## Task requirements
Here are some records; return them all exactly.

## Input material
━━━━━━

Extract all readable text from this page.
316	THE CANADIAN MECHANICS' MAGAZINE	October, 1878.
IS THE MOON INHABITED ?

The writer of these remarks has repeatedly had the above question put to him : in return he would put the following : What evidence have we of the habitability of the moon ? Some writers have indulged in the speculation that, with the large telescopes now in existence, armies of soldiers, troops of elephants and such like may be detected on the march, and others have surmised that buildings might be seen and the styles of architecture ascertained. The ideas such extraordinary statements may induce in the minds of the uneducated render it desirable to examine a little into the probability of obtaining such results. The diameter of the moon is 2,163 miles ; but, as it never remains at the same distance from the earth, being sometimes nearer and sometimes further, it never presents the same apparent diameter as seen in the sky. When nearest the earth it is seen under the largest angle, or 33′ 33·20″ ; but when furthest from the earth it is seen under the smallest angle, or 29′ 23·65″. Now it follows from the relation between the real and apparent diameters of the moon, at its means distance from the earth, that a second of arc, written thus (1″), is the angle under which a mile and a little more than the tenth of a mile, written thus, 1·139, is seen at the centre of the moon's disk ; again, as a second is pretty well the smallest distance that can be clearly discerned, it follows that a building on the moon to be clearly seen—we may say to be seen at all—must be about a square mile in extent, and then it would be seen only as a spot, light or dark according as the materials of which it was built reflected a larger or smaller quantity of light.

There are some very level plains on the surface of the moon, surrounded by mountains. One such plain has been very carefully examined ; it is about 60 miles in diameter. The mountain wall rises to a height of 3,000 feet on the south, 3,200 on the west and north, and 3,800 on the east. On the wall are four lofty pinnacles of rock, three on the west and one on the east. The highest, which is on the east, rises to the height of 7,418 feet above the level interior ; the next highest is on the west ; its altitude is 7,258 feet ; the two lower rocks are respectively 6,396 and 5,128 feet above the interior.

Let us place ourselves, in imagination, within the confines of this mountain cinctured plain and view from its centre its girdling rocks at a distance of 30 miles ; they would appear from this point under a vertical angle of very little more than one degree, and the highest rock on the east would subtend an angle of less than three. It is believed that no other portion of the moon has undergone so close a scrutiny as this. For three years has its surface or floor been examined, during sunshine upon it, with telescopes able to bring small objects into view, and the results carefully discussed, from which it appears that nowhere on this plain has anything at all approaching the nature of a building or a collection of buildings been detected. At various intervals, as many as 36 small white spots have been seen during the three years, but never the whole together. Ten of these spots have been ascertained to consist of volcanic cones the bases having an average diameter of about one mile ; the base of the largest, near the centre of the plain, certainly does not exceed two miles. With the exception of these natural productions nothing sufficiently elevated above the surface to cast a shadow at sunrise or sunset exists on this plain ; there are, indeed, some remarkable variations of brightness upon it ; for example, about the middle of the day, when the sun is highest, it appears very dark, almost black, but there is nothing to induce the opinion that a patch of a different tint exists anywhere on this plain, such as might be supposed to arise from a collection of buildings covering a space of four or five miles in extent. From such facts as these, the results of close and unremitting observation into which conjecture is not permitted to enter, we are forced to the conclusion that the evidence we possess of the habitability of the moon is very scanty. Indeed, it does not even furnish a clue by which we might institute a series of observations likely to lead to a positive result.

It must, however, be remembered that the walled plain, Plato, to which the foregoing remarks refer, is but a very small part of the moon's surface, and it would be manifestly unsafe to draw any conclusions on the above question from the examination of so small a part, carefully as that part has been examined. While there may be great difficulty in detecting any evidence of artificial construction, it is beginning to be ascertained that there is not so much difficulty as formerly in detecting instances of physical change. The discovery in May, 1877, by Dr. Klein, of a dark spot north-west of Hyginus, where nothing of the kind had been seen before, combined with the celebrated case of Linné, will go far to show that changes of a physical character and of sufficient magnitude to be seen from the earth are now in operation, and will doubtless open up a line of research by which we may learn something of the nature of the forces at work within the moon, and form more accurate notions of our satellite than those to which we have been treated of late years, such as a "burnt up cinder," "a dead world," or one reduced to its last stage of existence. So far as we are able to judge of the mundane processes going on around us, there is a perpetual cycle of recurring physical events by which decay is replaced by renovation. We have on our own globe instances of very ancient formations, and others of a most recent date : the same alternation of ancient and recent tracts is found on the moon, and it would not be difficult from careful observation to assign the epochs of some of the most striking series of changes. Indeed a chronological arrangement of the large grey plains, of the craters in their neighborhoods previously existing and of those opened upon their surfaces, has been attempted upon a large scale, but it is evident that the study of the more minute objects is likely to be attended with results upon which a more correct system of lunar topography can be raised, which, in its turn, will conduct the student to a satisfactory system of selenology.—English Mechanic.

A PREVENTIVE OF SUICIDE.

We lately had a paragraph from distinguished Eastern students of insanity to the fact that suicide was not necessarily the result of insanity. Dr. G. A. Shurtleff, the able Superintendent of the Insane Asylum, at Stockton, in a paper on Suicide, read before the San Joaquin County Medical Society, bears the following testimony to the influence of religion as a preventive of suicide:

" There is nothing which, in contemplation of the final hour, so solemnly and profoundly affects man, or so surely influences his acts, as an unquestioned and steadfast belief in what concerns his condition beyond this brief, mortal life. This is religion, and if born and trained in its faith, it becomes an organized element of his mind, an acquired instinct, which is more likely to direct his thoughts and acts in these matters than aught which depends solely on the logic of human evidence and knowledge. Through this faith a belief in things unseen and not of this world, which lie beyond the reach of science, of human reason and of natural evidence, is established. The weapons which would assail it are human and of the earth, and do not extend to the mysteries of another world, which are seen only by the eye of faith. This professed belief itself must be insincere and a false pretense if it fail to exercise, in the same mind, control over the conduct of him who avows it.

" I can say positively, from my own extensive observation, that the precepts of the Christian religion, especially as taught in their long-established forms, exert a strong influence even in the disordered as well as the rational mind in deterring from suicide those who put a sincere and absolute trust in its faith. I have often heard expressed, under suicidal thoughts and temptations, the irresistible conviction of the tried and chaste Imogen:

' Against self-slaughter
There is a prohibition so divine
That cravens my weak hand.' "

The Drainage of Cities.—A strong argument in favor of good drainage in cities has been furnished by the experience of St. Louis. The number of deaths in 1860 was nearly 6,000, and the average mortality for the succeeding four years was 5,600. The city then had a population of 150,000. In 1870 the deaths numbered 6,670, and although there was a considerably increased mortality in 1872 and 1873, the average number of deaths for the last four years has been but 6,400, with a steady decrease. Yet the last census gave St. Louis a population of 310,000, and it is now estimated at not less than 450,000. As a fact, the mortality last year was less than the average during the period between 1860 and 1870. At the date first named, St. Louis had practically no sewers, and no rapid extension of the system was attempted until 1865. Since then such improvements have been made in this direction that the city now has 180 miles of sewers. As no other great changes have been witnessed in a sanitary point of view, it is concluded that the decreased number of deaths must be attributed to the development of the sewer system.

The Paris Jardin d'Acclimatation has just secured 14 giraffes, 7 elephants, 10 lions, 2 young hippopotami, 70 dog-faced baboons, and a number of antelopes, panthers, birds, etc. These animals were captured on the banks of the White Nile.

━━━━━━

## Result below
Extract all readable text from this page.
316	THE CANADIAN MECHANICS' MAGAZINE	October, 1878.
IS THE MOON INHABITED ?

The writer of these remarks has repeatedly had the above question put to him : in return he would put the following : What evidence have we of the habitability of the moon ? Some writers have indulged in the speculation that, with the large telescopes now in existence, armies of soldiers, troops of elephants and such like may be detected on the march, and others have surmised that buildings might be seen and the styles of architecture ascertained. The ideas such extraordinary statements may induce in the minds of the uneducated render it desirable to examine a little into the probability of obtaining such results. The diameter of the moon is 2,163 miles ; but, as it never remains at the same distance from the earth, being sometimes nearer and sometimes further, it never presents the same apparent diameter as seen in the sky. When nearest the earth it is seen under the largest angle, or 33′ 33·20″ ; but when furthest from the earth it is seen under the smallest angle, or 29′ 23·65″. Now it follows from the relation between the real and apparent diameters of the moon, at its means distance from the earth, that a second of arc, written thus (1″), is the angle under which a mile and a little more than the tenth of a mile, written thus, 1·139, is seen at the centre of the moon's disk ; again, as a second is pretty well the smallest distance that can be clearly discerned, it follows that a building on the moon to be clearly seen—we may say to be seen at all—must be about a square mile in extent, and then it would be seen only as a spot, light or dark according as the materials of which it was built reflected a larger or smaller quantity of light.

There are some very level plains on the surface of the moon, surrounded by mountains. One such plain has been very carefully examined ; it is about 60 miles in diameter. The mountain wall rises to a height of 3,000 feet on the south, 3,200 on the west and north, and 3,800 on the east. On the wall are four lofty pinnacles of rock, three on the west and one on the east. The highest, which is on the east, rises to the height of 7,418 feet above the level interior ; the next highest is on the west ; its altitude is 7,258 feet ; the two lower rocks are respectively 6,396 and 5,128 feet above the interior.

Let us place ourselves, in imagination, within the confines of this mountain cinctured plain and view from its centre its girdling rocks at a distance of 30 miles ; they would appear from this point under a vertical angle of very little more than one degree, and the highest rock on the east would subtend an angle of less than three. It is believed that no other portion of the moon has undergone so close a scrutiny as this. For three years has its surface or floor been examined, during sunshine upon it, with telescopes able to bring small objects into view, and the results carefully discussed, from which it appears that nowhere on this plain has anything at all approaching the nature of a building or a collection of buildings been detected. At various intervals, as many as 36 small white spots have been seen during the three years, but never the whole together. Ten of these spots have been ascertained to consist of volcanic cones the bases having an average diameter of about one mile ; the base of the largest, near the centre of the plain, certainly does not exceed two miles. With the exception of these natural productions nothing sufficiently elevated above the surface to cast a shadow at sunrise or sunset exists on this plain ; there are, indeed, some remarkable variations of brightness upon it ; for example, about the middle of the day, when the sun is highest, it appears very dark, almost black, but there is nothing to induce the opinion that a patch of a different tint exists anywhere on this plain, such as might be supposed to arise from a collection of buildings covering a space of four or five miles in extent. From such facts as these, the results of close and unremitting observation into which conjecture is not permitted to enter, we are forced to the conclusion that the evidence we possess of the habitability of the moon is very scanty. Indeed, it does not even furnish a clue by which we might institute a series of observations likely to lead to a positive result.

It must, however, be remembered that the walled plain, Plato, to which the foregoing remarks refer, is but a very small part of the moon's surface, and it would be manifestly unsafe to draw any conclusions on the above question from the examination of so small a part, carefully as that part has been examined. While there may be great difficulty in detecting any evidence of artificial construction, it is beginning to be ascertained that there is not so much difficulty as formerly in detecting instances of physical change. The discovery in May, 1877, by Dr. Klein, of a dark spot north-west of Hyginus, where nothing of the kind had been seen before, combined with the celebrated case of Linné, will go far to show that changes of a physical character and of sufficient magnitude to be seen from the earth are now in operation, and will doubtless open up a line of research by which we may learn something of the nature of the forces at work within the moon, and form more accurate notions of our satellite than those to which we have been treated of late years, such as a "burnt up cinder," "a dead world," or one reduced to its last stage of existence. So far as we are able to judge of the mundane processes going on around us, there is a perpetual cycle of recurring physical events by which decay is replaced by renovation. We have on our own globe instances of very ancient formations, and others of a most recent date : the same alternation of ancient and recent tracts is found on the moon, and it would not be difficult from careful observation to assign the epochs of some of the most striking series of changes. Indeed a chronological arrangement of the large grey plains, of the craters in their neighborhoods previously existing and of those opened upon their surfaces, has been attempted upon a large scale, but it is evident that the study of the more minute objects is likely to be attended with results upon which a more correct system of lunar topography can be raised, which, in its turn, will conduct the student to a satisfactory system of selenology.—English Mechanic.

A PREVENTIVE OF SUICIDE.

We lately had a paragraph from distinguished Eastern students of insanity to the fact that suicide was not necessarily the result of insanity. Dr. G. A. Shurtleff, the able Superintendent of the Insane Asylum, at Stockton, in a paper on Suicide, read before the San Joaquin County Medical Society, bears the following testimony to the influence of religion as a preventive of suicide:

" There is nothing which, in contemplation of the final hour, so solemnly and profoundly affects man, or so surely influences his acts, as an unquestioned and steadfast belief in what concerns his condition beyond this brief, mortal life. This is religion, and if born and trained in its faith, it becomes an organized element of his mind, an acquired instinct, which is more likely to direct his thoughts and acts in these matters than aught which depends solely on the logic of human evidence and knowledge. Through this faith a belief in things unseen and not of this world, which lie beyond the reach of science, of human reason and of natural evidence, is established. The weapons which would assail it are human and of the earth, and do not extend to the mysteries of another world, which are seen only by the eye of faith. This professed belief itself must be insincere and a false pretense if it fail to exercise, in the same mind, control over the conduct of him who avows it.

" I can say positively, from my own extensive observation, that the precepts of the Christian religion, especially as taught in their long-established forms, exert a strong influence even in the disordered as well as the rational mind in deterring from suicide those who put a sincere and absolute trust in its faith. I have often heard expressed, under suicidal thoughts and temptations, the irresistible conviction of the tried and chaste Imogen:

' Against self-slaughter
There is a prohibition so divine
That cravens my weak hand.' "

The Drainage of Cities.—A strong argument in favor of good drainage in cities has been furnished by the experience of St. Louis. The number of deaths in 1860 was nearly 6,000, and the average mortality for the succeeding four years was 5,600. The city then had a population of 150,000. In 1870 the deaths numbered 6,670, and although there was a considerably increased mortality in 1872 and 1873, the average number of deaths for the last four years has been but 6,400, with a steady decrease. Yet the last census gave St. Louis a population of 310,000, and it is now estimated at not less than 450,000. As a fact, the mortality last year was less than the average during the period between 1860 and 1870. At the date first named, St. Louis had practically no sewers, and no rapid extension of the system was attempted until 1865. Since then such improvements have been made in this direction that the city now has 180 miles of sewers. As no other great changes have been witnessed in a sanitary point of view, it is concluded that the decreased number of deaths must be attributed to the development of the sewer system.

The Paris Jardin d'Acclimatation has just secured 14 giraffes, 7 elephants, 10 lions, 2 young hippopotami, 70 dog-faced baboons, and a number of antelopes, panthers, birds, etc. These animals were captured on the banks of the White Nile.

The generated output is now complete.